● Required action: The entries follow. Copy every line in which "الوفيات" appears.

● Data listing:
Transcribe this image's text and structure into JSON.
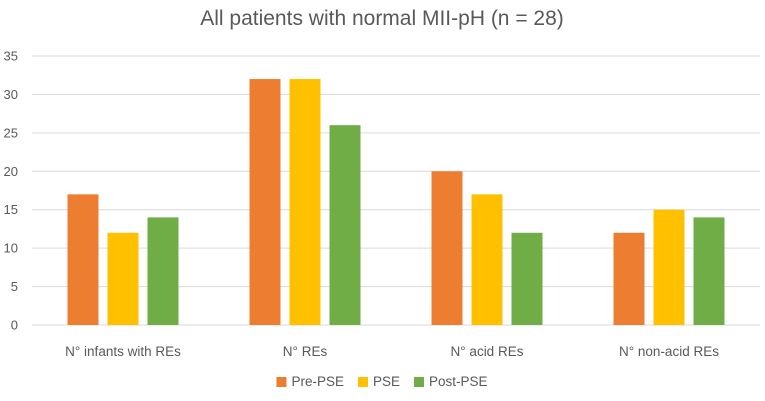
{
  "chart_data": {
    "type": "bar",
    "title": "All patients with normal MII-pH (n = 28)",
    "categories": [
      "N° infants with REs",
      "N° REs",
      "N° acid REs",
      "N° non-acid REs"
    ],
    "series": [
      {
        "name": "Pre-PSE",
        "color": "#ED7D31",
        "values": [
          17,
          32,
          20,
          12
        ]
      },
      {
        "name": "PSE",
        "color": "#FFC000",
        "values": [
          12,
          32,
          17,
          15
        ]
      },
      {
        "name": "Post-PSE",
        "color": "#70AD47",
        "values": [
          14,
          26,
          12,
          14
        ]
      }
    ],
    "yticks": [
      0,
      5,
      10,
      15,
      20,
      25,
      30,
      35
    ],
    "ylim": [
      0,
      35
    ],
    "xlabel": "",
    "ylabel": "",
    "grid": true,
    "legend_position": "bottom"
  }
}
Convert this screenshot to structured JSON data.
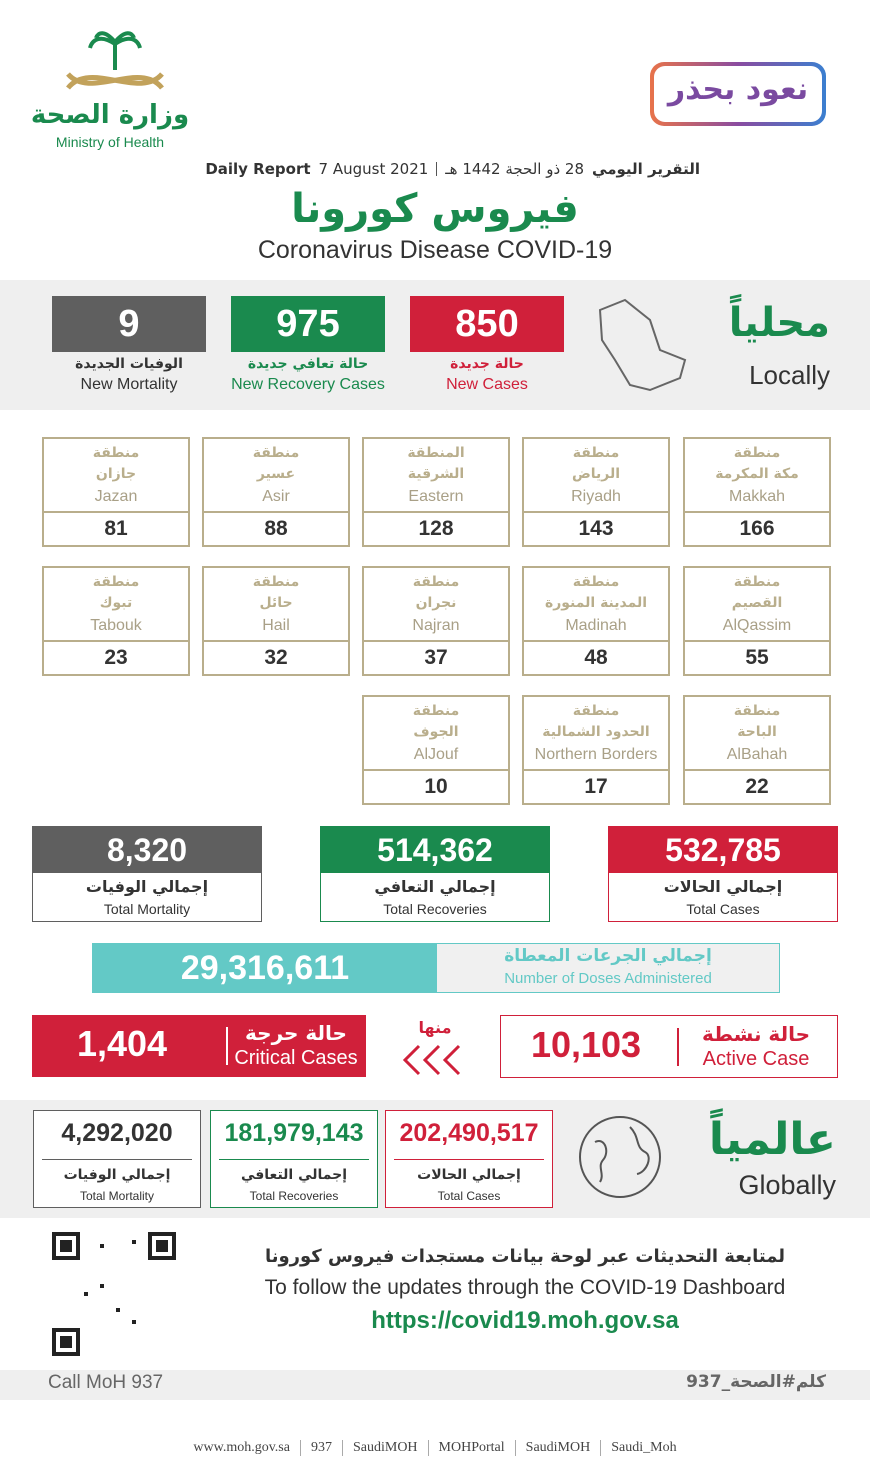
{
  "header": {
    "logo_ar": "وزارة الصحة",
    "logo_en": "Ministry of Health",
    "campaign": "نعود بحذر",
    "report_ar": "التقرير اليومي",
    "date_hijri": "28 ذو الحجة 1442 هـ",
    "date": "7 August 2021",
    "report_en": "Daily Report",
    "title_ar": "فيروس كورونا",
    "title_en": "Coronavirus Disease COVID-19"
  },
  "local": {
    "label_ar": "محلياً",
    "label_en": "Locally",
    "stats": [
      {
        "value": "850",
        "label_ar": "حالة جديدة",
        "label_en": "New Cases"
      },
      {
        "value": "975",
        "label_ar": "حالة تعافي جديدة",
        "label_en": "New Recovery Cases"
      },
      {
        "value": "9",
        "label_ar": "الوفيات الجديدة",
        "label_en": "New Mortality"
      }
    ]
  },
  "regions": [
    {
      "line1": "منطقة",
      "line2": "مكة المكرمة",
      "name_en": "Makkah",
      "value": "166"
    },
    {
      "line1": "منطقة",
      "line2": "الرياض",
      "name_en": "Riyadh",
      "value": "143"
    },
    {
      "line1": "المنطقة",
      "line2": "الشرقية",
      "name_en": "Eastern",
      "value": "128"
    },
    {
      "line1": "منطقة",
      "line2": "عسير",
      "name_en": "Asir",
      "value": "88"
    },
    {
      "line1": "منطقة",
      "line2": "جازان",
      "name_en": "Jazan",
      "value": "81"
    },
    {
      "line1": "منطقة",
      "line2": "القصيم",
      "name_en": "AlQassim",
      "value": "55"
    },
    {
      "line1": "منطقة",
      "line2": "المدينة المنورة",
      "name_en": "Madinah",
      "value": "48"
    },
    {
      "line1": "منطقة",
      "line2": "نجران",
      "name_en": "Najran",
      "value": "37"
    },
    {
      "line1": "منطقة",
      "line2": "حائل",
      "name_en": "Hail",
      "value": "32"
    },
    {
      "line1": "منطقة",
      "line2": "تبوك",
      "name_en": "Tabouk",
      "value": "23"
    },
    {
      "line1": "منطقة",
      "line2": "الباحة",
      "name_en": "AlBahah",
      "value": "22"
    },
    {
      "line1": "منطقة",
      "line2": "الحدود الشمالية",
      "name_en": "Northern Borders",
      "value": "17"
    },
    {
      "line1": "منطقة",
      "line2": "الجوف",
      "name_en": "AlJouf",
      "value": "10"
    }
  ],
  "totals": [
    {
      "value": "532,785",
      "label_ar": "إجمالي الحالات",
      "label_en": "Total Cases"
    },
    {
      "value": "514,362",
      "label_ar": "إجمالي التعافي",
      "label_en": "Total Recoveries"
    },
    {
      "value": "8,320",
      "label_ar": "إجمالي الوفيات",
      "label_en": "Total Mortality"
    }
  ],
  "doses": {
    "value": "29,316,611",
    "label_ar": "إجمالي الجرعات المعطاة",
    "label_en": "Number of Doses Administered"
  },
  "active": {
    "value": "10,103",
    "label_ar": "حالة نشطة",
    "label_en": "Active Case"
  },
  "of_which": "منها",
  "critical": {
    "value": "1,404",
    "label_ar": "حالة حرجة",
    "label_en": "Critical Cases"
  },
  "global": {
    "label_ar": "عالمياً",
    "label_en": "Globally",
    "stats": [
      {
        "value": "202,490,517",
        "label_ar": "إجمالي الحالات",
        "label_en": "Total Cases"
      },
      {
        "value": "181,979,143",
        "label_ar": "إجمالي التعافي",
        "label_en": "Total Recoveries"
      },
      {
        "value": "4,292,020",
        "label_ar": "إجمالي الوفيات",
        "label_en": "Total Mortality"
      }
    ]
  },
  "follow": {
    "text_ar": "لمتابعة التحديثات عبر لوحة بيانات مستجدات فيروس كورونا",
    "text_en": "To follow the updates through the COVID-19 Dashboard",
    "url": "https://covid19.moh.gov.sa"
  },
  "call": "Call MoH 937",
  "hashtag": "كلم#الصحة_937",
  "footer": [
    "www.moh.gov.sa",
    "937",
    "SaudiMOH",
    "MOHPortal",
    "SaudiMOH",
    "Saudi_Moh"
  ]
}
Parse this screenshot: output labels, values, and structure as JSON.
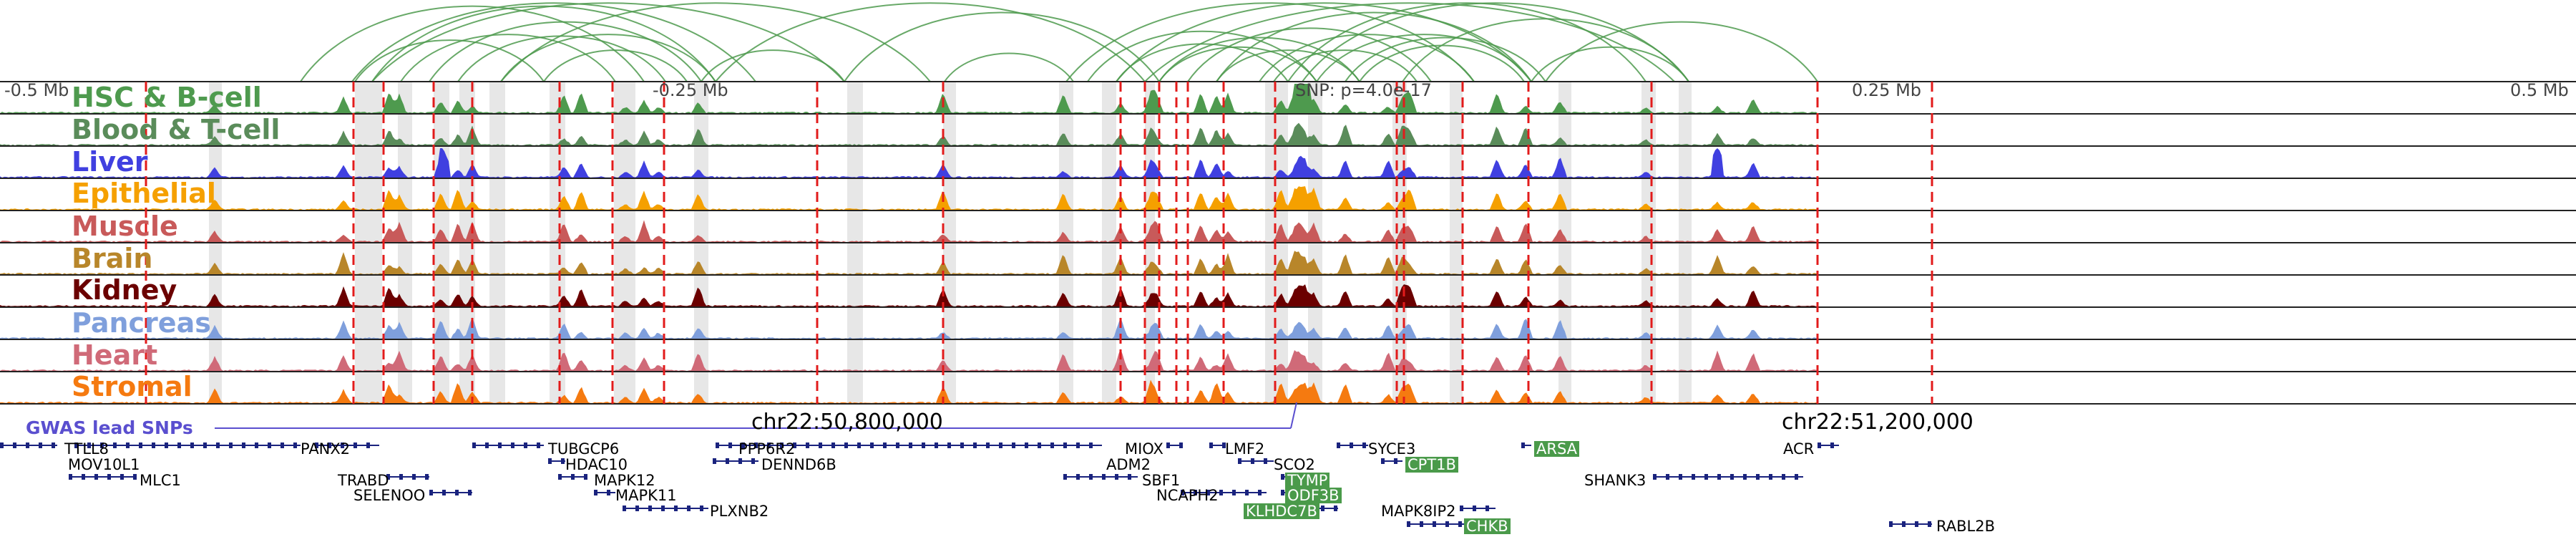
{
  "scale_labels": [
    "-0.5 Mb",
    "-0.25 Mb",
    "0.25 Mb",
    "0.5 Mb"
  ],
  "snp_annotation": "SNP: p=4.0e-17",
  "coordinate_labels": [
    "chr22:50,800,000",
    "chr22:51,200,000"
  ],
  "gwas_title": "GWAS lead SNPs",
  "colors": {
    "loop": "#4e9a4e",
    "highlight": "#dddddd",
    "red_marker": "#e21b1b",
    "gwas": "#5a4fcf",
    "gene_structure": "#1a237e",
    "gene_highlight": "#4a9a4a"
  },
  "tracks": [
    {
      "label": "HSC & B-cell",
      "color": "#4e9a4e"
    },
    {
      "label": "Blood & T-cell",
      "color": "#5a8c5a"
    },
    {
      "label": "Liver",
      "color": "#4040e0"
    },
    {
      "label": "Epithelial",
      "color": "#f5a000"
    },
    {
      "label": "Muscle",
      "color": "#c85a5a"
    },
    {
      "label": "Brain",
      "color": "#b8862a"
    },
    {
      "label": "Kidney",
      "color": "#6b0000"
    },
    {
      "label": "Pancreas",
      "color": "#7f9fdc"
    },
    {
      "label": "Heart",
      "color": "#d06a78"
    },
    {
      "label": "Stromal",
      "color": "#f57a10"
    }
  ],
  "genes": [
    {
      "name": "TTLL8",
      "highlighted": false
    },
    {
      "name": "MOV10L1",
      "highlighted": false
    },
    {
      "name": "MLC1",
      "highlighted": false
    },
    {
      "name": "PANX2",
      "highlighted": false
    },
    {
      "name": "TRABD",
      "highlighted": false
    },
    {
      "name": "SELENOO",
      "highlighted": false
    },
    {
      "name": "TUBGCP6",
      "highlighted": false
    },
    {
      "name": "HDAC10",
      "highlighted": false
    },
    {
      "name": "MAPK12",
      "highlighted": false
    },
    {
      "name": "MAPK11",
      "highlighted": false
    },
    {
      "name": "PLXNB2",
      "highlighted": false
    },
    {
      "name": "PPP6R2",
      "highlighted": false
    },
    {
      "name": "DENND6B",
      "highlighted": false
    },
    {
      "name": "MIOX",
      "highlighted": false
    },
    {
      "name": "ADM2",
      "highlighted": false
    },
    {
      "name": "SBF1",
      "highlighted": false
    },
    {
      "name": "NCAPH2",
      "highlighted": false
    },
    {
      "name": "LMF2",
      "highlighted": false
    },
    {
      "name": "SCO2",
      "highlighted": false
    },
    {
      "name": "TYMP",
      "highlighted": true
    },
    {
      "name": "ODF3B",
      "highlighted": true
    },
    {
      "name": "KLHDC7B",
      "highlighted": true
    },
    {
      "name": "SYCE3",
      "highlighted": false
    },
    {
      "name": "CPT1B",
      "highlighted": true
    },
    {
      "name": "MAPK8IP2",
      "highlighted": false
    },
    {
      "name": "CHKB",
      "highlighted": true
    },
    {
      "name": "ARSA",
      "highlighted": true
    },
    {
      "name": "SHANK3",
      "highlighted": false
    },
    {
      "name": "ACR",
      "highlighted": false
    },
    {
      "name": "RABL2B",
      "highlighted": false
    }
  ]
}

● Answer:
        "label_ar": "الوفيات الجديدة",
      "label_ar": "إجمالي الوفيات",
        "label_ar": "إجمالي الوفيات",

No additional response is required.